Problem to solve:
Look through the data for the string "ylabel". Copy every line where it is found.

Stored rows:
§ §

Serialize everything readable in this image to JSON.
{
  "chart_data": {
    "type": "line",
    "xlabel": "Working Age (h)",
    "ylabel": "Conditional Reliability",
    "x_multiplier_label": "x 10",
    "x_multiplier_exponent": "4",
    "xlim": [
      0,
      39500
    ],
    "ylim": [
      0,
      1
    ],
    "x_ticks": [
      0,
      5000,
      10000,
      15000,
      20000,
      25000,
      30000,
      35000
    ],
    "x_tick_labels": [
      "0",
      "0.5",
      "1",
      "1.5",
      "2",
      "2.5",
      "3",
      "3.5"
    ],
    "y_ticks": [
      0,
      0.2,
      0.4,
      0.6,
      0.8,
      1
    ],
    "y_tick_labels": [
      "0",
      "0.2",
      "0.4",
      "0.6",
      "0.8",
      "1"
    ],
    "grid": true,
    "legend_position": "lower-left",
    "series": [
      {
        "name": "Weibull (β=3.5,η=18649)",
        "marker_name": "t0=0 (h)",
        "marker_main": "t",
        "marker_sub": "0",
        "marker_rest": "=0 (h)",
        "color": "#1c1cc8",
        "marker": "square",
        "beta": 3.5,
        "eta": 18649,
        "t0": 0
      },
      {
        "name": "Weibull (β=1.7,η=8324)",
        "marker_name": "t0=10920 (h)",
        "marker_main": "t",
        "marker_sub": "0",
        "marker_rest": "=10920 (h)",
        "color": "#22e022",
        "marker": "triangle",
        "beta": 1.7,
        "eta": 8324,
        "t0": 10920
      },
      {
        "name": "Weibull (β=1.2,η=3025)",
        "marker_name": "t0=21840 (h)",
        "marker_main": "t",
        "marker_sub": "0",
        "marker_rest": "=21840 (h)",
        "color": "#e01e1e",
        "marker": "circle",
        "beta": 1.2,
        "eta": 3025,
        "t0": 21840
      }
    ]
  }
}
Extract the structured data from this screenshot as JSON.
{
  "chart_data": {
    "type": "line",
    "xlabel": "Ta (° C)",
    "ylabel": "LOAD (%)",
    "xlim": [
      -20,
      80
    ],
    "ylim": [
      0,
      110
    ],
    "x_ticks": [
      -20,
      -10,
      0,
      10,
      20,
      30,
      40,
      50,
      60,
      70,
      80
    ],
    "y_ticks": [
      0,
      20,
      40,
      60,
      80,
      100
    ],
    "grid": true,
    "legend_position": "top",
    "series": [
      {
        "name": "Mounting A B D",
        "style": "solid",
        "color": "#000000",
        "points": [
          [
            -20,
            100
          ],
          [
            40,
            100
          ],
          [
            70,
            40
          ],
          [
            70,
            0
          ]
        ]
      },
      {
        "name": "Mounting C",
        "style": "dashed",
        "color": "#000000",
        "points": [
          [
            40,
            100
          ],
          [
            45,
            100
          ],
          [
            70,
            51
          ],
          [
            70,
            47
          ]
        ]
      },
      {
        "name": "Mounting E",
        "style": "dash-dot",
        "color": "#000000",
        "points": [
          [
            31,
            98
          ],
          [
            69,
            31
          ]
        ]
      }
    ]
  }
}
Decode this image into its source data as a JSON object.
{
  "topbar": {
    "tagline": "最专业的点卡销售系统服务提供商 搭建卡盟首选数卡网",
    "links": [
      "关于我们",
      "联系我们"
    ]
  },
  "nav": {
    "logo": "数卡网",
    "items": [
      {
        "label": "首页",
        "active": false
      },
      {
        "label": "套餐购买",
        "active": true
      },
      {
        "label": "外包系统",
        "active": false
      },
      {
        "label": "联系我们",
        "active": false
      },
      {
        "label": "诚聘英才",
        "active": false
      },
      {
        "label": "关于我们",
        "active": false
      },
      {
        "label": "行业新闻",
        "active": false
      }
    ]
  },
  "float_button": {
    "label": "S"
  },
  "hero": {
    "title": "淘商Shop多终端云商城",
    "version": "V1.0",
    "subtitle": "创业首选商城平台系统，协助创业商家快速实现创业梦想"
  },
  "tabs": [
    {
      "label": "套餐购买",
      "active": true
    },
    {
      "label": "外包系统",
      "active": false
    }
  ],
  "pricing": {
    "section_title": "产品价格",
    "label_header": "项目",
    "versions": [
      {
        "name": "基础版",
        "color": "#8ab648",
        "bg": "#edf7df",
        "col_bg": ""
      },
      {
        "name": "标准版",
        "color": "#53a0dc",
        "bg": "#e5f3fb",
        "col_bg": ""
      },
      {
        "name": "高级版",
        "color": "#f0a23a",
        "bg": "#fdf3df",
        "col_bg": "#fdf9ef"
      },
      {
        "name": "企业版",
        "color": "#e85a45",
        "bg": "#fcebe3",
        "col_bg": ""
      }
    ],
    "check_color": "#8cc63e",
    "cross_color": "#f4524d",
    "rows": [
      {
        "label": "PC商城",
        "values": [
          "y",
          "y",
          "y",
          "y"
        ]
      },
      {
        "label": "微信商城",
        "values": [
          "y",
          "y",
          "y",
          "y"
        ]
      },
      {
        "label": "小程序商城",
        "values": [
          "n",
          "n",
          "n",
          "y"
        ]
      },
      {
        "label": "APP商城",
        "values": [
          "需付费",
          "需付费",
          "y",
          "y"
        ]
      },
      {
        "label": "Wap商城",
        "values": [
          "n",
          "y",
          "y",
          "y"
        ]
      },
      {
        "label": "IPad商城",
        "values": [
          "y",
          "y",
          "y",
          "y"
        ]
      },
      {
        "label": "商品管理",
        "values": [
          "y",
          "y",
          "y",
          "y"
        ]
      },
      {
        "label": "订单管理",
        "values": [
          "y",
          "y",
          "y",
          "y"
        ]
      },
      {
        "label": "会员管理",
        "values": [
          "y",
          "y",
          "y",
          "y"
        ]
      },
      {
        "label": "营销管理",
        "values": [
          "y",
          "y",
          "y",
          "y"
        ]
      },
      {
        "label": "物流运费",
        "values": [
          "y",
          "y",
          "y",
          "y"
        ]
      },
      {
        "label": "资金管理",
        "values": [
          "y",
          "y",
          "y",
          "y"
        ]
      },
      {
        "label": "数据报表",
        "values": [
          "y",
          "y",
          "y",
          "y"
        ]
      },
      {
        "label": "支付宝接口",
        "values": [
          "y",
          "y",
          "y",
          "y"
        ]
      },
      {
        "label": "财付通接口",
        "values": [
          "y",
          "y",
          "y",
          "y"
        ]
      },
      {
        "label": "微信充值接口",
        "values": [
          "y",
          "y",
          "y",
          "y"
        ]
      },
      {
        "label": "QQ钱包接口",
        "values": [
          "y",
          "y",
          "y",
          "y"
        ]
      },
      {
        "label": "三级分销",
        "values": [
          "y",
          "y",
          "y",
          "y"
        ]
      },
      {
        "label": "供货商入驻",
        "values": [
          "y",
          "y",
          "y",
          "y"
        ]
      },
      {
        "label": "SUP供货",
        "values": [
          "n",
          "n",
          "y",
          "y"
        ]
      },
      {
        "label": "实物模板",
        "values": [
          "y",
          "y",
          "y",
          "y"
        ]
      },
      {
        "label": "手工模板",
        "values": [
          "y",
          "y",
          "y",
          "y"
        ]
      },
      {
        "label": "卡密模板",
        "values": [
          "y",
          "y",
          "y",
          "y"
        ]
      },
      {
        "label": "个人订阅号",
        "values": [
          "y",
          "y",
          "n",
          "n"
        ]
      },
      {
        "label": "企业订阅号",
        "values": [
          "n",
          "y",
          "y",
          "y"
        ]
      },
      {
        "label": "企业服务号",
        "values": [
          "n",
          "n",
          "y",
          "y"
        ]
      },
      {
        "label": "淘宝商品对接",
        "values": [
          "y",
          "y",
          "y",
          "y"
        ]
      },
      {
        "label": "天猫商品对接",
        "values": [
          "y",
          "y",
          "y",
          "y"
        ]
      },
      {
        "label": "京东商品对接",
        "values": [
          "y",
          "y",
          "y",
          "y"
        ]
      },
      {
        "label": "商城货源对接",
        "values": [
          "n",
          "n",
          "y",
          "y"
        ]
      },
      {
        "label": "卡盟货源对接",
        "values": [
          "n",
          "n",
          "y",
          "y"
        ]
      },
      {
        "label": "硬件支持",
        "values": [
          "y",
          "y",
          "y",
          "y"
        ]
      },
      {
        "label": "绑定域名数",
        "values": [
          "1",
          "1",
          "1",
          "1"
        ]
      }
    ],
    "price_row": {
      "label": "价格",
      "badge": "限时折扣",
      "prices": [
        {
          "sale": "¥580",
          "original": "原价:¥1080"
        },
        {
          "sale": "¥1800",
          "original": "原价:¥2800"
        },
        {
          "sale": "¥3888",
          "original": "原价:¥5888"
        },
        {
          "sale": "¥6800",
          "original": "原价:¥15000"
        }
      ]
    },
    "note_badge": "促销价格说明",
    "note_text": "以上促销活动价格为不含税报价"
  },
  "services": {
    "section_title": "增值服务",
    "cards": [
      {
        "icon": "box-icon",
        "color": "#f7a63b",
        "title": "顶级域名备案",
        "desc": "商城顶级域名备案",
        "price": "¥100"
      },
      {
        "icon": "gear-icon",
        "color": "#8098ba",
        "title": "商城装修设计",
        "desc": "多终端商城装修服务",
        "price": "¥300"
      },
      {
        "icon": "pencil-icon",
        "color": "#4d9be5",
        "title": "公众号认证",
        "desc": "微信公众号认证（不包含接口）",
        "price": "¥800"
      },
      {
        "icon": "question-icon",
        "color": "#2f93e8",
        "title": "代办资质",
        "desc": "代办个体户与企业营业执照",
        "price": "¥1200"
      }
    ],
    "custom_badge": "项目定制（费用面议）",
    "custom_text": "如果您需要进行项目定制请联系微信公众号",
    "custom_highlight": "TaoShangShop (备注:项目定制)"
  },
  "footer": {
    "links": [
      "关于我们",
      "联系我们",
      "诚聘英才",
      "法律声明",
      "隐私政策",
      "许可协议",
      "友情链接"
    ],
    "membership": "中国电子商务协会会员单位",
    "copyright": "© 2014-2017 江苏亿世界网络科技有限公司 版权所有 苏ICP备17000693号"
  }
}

§ §

Problem solution:
    "ylabel": "Conditional Reliability",
    "ylabel": "LOAD (%)",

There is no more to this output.